## DESCRIPTION OF THE TASK
Copy the listing below word for word, from its first line through the line containing "- y-tick-label: 100: [23, 86, 42, 97]", with both of those lines included.

*****

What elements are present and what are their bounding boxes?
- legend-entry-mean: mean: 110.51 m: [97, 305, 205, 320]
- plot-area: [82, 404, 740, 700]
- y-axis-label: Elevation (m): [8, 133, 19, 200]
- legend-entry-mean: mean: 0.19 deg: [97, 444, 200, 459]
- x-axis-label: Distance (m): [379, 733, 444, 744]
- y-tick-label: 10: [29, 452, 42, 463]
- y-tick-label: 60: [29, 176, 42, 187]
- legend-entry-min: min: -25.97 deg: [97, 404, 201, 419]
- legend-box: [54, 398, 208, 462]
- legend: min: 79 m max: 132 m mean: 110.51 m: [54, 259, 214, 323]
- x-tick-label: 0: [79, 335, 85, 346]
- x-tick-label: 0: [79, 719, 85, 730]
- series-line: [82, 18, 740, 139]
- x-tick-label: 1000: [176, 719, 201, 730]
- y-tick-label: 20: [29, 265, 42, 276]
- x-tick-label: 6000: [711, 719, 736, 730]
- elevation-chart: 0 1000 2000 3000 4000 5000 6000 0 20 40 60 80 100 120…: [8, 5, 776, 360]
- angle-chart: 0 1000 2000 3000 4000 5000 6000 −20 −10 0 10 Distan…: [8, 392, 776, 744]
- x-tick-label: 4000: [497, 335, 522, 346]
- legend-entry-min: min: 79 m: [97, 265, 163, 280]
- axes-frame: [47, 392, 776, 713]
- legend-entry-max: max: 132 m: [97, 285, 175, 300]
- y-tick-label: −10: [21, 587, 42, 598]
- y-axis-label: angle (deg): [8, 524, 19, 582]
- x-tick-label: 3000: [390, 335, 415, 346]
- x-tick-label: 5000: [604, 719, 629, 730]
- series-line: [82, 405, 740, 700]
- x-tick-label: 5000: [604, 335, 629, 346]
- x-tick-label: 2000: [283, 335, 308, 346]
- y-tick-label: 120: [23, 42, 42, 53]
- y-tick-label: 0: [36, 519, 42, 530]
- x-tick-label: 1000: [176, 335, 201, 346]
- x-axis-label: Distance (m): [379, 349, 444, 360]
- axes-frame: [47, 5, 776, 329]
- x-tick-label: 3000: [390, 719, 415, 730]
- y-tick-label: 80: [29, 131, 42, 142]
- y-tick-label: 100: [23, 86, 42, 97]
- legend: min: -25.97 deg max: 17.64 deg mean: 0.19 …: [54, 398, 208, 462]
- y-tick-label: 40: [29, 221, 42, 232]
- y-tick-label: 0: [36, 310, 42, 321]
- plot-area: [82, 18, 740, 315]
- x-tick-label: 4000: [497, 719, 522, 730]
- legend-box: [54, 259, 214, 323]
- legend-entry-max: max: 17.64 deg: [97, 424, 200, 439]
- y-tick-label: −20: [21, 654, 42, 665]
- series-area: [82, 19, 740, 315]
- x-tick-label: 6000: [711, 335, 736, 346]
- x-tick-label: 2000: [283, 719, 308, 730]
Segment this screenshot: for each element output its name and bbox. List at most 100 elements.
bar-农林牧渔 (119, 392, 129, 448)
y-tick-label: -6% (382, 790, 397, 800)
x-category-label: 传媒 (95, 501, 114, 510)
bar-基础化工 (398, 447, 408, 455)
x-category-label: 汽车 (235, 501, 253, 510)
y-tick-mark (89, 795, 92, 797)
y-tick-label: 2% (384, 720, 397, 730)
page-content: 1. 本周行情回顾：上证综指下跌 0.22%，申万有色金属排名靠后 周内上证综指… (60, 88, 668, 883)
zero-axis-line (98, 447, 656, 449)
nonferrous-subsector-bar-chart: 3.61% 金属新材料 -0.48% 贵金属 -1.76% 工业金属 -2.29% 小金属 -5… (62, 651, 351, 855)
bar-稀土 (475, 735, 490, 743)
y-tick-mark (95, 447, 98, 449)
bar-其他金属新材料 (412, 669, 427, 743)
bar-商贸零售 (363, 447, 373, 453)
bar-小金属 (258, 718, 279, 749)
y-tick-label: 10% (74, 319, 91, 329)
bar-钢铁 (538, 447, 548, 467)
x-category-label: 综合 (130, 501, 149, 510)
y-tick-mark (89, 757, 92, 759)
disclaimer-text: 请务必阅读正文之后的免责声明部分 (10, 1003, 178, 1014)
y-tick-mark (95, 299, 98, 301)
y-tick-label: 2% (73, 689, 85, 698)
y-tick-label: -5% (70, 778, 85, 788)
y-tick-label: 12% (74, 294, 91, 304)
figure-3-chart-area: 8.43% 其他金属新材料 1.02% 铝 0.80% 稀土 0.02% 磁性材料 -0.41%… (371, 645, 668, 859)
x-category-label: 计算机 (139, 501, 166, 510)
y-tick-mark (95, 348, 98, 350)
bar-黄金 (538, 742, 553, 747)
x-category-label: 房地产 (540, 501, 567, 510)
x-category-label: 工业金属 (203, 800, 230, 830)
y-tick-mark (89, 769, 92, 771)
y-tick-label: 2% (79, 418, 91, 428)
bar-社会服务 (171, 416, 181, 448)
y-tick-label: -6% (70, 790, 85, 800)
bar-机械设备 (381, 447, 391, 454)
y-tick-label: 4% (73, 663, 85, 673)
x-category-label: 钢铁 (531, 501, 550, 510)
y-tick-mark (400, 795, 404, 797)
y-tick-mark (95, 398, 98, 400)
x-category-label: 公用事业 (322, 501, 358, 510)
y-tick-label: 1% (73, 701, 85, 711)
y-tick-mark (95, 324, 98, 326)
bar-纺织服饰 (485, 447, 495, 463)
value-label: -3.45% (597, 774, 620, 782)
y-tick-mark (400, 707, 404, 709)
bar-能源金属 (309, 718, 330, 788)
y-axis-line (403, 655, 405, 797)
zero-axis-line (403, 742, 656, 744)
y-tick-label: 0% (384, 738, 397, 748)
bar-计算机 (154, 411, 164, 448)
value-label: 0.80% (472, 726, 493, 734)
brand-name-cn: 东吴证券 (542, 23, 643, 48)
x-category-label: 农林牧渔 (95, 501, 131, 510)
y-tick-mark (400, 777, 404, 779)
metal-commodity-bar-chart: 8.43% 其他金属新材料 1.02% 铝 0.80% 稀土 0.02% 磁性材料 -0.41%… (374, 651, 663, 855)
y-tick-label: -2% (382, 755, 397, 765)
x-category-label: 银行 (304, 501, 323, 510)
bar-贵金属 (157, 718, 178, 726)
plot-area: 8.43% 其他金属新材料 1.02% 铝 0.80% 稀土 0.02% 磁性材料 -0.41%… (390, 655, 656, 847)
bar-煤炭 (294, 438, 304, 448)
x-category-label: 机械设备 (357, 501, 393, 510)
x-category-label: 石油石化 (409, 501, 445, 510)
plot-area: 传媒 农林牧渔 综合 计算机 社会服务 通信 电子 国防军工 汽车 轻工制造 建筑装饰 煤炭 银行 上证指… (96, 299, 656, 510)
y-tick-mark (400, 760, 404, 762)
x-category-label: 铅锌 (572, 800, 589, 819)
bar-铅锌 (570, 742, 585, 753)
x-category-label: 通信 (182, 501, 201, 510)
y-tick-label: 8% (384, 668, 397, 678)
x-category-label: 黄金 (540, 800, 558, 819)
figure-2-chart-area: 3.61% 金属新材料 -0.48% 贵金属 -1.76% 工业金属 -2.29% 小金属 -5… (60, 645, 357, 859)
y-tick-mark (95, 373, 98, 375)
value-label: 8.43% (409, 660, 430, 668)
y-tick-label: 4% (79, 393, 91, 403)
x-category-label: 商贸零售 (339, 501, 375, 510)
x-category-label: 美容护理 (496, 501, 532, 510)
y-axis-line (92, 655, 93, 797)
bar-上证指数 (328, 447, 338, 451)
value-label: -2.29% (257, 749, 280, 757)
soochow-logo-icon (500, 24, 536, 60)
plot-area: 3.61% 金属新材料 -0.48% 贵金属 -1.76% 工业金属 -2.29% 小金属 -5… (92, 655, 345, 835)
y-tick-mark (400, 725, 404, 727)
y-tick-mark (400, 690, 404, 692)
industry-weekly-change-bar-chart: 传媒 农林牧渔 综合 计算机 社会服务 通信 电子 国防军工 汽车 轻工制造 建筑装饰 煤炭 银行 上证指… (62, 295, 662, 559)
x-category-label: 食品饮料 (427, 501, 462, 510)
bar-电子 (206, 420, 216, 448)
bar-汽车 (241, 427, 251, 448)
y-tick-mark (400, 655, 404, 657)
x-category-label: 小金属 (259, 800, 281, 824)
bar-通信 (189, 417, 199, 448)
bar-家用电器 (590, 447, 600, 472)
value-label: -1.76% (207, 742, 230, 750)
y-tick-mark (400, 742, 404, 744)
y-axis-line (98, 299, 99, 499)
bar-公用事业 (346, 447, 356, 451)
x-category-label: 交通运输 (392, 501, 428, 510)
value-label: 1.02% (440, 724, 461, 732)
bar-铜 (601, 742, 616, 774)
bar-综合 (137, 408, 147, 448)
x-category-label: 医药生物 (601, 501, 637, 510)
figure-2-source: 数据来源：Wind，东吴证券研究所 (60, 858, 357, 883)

*****

## THE COMPLETED TASK
What elements are present and what are their bounding boxes?
- legend-entry-mean: mean: 110.51 m: [97, 305, 205, 320]
- plot-area: [82, 404, 740, 700]
- y-axis-label: Elevation (m): [8, 133, 19, 200]
- legend-entry-mean: mean: 0.19 deg: [97, 444, 200, 459]
- x-axis-label: Distance (m): [379, 733, 444, 744]
- y-tick-label: 10: [29, 452, 42, 463]
- y-tick-label: 60: [29, 176, 42, 187]
- legend-entry-min: min: -25.97 deg: [97, 404, 201, 419]
- legend-box: [54, 398, 208, 462]
- legend: min: 79 m max: 132 m mean: 110.51 m: [54, 259, 214, 323]
- x-tick-label: 0: [79, 335, 85, 346]
- x-tick-label: 0: [79, 719, 85, 730]
- series-line: [82, 18, 740, 139]
- x-tick-label: 1000: [176, 719, 201, 730]
- y-tick-label: 20: [29, 265, 42, 276]
- x-tick-label: 6000: [711, 719, 736, 730]
- elevation-chart: 0 1000 2000 3000 4000 5000 6000 0 20 40 60 80 100 120…: [8, 5, 776, 360]
- angle-chart: 0 1000 2000 3000 4000 5000 6000 −20 −10 0 10 Distan…: [8, 392, 776, 744]
- x-tick-label: 4000: [497, 335, 522, 346]
- legend-entry-min: min: 79 m: [97, 265, 163, 280]
- axes-frame: [47, 392, 776, 713]
- legend-entry-max: max: 132 m: [97, 285, 175, 300]
- y-tick-label: −10: [21, 587, 42, 598]
- y-axis-label: angle (deg): [8, 524, 19, 582]
- x-tick-label: 3000: [390, 335, 415, 346]
- x-tick-label: 5000: [604, 719, 629, 730]
- series-line: [82, 405, 740, 700]
- x-tick-label: 5000: [604, 335, 629, 346]
- x-tick-label: 2000: [283, 335, 308, 346]
- y-tick-label: 120: [23, 42, 42, 53]
- y-tick-label: 0: [36, 519, 42, 530]
- x-tick-label: 1000: [176, 335, 201, 346]
- x-axis-label: Distance (m): [379, 349, 444, 360]
- axes-frame: [47, 5, 776, 329]
- x-tick-label: 3000: [390, 719, 415, 730]
- y-tick-label: 80: [29, 131, 42, 142]
- y-tick-label: 100: [23, 86, 42, 97]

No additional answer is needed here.